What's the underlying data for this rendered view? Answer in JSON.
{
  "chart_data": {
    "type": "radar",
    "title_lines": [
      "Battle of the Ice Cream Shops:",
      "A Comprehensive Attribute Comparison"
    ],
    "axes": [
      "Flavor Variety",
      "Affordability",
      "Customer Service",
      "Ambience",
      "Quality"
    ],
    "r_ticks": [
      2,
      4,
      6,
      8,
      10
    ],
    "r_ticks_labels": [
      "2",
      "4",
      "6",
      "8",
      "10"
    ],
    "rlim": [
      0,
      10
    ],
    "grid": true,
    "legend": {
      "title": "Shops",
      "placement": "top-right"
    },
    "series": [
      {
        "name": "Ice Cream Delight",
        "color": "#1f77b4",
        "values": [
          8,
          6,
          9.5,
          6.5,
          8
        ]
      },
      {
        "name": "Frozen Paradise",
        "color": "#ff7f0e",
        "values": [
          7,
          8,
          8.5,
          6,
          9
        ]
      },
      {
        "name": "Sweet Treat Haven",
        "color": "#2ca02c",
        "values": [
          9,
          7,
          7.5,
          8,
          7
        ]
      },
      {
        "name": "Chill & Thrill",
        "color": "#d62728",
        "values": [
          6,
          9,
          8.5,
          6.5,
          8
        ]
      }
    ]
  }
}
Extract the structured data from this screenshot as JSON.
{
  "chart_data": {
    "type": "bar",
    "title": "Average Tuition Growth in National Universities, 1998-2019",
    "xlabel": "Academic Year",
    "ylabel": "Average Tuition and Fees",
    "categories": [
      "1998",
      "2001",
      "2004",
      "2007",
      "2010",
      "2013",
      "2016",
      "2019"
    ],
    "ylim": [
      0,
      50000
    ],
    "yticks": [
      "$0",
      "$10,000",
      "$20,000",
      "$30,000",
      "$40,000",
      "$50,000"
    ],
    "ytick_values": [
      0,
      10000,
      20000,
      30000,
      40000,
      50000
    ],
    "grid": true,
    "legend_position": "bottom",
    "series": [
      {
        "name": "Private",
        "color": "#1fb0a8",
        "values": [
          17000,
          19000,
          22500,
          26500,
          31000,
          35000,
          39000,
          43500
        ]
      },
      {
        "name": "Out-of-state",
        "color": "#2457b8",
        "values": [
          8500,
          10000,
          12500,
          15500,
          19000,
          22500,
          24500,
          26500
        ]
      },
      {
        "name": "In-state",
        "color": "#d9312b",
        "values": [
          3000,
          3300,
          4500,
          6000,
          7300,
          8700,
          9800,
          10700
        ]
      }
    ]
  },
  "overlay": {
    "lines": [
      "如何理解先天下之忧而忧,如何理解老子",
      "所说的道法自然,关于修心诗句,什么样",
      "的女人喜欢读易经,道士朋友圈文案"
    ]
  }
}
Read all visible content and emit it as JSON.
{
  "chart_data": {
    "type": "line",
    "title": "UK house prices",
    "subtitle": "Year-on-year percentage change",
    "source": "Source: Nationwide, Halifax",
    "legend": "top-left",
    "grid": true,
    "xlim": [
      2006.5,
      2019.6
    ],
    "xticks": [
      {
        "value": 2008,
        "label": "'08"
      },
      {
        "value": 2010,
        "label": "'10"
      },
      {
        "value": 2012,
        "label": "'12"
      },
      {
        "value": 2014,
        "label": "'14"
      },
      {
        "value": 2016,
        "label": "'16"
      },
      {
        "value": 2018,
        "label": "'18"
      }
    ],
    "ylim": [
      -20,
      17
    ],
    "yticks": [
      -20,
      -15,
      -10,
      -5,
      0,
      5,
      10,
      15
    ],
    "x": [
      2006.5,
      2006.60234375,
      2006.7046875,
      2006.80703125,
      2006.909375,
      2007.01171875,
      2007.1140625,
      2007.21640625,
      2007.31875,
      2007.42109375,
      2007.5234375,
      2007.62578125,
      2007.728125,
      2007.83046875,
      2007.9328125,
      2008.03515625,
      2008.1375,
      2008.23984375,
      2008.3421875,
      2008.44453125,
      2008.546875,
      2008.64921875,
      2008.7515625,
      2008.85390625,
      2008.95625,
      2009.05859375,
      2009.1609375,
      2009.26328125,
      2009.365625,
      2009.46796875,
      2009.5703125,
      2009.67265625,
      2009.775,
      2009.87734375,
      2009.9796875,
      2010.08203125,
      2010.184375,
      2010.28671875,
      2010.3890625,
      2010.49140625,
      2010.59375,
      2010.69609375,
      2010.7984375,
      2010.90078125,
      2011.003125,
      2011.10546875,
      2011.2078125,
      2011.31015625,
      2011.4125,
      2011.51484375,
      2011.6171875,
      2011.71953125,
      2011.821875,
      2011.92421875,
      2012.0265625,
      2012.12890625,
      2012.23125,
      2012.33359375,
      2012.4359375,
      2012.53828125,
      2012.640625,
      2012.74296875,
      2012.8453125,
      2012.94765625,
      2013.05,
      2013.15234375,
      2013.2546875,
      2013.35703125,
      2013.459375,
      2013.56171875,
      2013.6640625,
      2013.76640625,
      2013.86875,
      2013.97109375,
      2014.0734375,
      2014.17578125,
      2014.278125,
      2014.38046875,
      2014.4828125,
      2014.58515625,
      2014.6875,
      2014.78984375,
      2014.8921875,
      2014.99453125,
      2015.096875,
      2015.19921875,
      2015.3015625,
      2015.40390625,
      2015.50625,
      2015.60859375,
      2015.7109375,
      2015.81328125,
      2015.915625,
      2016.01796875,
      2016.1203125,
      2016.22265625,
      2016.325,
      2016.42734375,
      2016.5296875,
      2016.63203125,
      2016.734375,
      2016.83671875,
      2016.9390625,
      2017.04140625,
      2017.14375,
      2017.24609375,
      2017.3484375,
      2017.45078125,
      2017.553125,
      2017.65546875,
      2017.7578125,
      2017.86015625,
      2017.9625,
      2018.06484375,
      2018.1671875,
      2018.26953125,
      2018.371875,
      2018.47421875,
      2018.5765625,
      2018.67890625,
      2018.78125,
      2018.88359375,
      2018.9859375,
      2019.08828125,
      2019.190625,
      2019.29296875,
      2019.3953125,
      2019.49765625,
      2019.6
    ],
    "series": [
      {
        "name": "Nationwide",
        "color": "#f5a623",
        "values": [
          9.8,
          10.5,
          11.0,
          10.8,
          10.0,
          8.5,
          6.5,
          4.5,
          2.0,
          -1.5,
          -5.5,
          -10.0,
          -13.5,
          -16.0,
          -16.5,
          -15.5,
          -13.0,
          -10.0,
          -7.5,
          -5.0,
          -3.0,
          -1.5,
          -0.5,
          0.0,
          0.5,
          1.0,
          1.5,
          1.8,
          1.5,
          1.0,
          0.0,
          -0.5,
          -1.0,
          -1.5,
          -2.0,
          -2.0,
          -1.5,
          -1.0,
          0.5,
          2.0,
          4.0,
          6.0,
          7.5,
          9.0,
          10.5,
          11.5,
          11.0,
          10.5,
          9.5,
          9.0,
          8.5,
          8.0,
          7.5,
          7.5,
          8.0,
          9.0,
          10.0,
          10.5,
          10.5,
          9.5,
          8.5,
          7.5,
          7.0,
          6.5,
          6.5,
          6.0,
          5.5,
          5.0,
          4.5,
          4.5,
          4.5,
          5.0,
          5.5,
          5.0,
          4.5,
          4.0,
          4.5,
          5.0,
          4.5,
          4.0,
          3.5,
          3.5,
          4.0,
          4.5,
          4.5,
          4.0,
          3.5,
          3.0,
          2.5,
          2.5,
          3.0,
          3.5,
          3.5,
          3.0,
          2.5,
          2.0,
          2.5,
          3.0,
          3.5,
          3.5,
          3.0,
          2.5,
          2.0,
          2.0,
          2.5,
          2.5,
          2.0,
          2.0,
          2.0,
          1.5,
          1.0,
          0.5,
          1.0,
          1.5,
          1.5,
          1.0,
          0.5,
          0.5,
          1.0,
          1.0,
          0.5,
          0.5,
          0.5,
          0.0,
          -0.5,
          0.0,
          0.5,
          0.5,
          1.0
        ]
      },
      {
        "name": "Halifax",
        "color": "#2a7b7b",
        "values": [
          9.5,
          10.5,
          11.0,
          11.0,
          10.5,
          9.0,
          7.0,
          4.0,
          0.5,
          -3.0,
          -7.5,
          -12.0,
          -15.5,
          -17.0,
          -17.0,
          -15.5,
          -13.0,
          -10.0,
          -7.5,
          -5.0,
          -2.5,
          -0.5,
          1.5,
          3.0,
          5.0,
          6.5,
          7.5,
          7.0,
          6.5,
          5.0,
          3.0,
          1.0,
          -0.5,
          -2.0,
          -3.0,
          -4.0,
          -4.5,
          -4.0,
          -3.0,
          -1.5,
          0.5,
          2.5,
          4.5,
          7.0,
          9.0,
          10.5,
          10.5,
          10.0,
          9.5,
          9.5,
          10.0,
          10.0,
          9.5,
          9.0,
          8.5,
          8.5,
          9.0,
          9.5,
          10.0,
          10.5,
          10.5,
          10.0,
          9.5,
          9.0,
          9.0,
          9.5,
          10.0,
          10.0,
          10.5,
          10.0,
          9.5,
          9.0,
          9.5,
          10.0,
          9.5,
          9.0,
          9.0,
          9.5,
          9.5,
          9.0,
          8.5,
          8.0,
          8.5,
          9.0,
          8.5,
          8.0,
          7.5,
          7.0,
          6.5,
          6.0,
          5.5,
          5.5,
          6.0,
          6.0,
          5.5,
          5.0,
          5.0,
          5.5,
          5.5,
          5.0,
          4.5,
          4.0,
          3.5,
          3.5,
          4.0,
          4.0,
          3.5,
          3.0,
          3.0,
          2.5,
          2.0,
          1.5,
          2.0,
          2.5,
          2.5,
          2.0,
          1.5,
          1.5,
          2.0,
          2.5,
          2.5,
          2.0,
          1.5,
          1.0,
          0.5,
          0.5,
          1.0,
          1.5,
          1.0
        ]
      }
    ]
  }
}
------------------------
Work instructions —
Using the data above, copy each line that contains "Cream".

Task result —
      "Battle of the Ice Cream Shops:",
        "name": "Ice Cream Delight",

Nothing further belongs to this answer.